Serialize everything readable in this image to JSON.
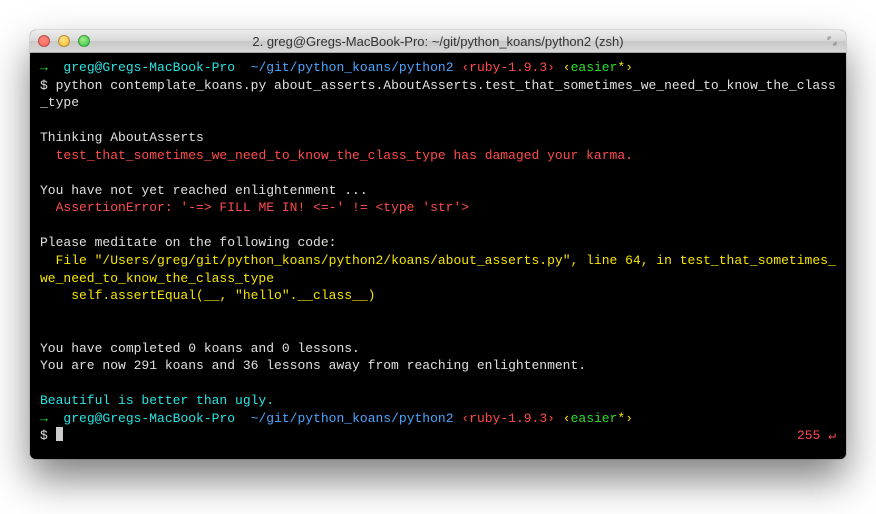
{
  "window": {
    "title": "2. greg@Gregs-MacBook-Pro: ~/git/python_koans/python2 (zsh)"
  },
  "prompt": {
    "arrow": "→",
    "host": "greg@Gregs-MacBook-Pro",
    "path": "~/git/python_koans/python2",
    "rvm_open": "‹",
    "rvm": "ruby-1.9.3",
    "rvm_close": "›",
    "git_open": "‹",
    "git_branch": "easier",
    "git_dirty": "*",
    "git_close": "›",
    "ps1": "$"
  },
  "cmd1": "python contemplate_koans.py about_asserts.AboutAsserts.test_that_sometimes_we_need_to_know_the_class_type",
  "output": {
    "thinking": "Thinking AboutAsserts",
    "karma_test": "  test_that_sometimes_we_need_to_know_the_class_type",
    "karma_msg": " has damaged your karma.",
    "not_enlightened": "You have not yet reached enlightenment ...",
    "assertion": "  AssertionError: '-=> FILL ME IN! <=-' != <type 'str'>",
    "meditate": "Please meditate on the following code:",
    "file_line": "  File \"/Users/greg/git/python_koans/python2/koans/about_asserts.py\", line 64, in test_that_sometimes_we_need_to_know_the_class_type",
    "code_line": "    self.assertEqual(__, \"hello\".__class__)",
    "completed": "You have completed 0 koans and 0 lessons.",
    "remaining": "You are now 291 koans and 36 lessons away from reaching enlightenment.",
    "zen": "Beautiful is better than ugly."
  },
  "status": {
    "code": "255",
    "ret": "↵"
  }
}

**Work to do:** Leave out the pictures and restate everything else word for word.

**Problem solution:**
Serialize everything readable in this image to JSON.
{
  "window": {
    "title": "2. greg@Gregs-MacBook-Pro: ~/git/python_koans/python2 (zsh)"
  },
  "prompt": {
    "arrow": "→",
    "host": "greg@Gregs-MacBook-Pro",
    "path": "~/git/python_koans/python2",
    "rvm_open": "‹",
    "rvm": "ruby-1.9.3",
    "rvm_close": "›",
    "git_open": "‹",
    "git_branch": "easier",
    "git_dirty": "*",
    "git_close": "›",
    "ps1": "$"
  },
  "cmd1": "python contemplate_koans.py about_asserts.AboutAsserts.test_that_sometimes_we_need_to_know_the_class_type",
  "output": {
    "thinking": "Thinking AboutAsserts",
    "karma_test": "  test_that_sometimes_we_need_to_know_the_class_type",
    "karma_msg": " has damaged your karma.",
    "not_enlightened": "You have not yet reached enlightenment ...",
    "assertion": "  AssertionError: '-=> FILL ME IN! <=-' != <type 'str'>",
    "meditate": "Please meditate on the following code:",
    "file_line": "  File \"/Users/greg/git/python_koans/python2/koans/about_asserts.py\", line 64, in test_that_sometimes_we_need_to_know_the_class_type",
    "code_line": "    self.assertEqual(__, \"hello\".__class__)",
    "completed": "You have completed 0 koans and 0 lessons.",
    "remaining": "You are now 291 koans and 36 lessons away from reaching enlightenment.",
    "zen": "Beautiful is better than ugly."
  },
  "status": {
    "code": "255",
    "ret": "↵"
  }
}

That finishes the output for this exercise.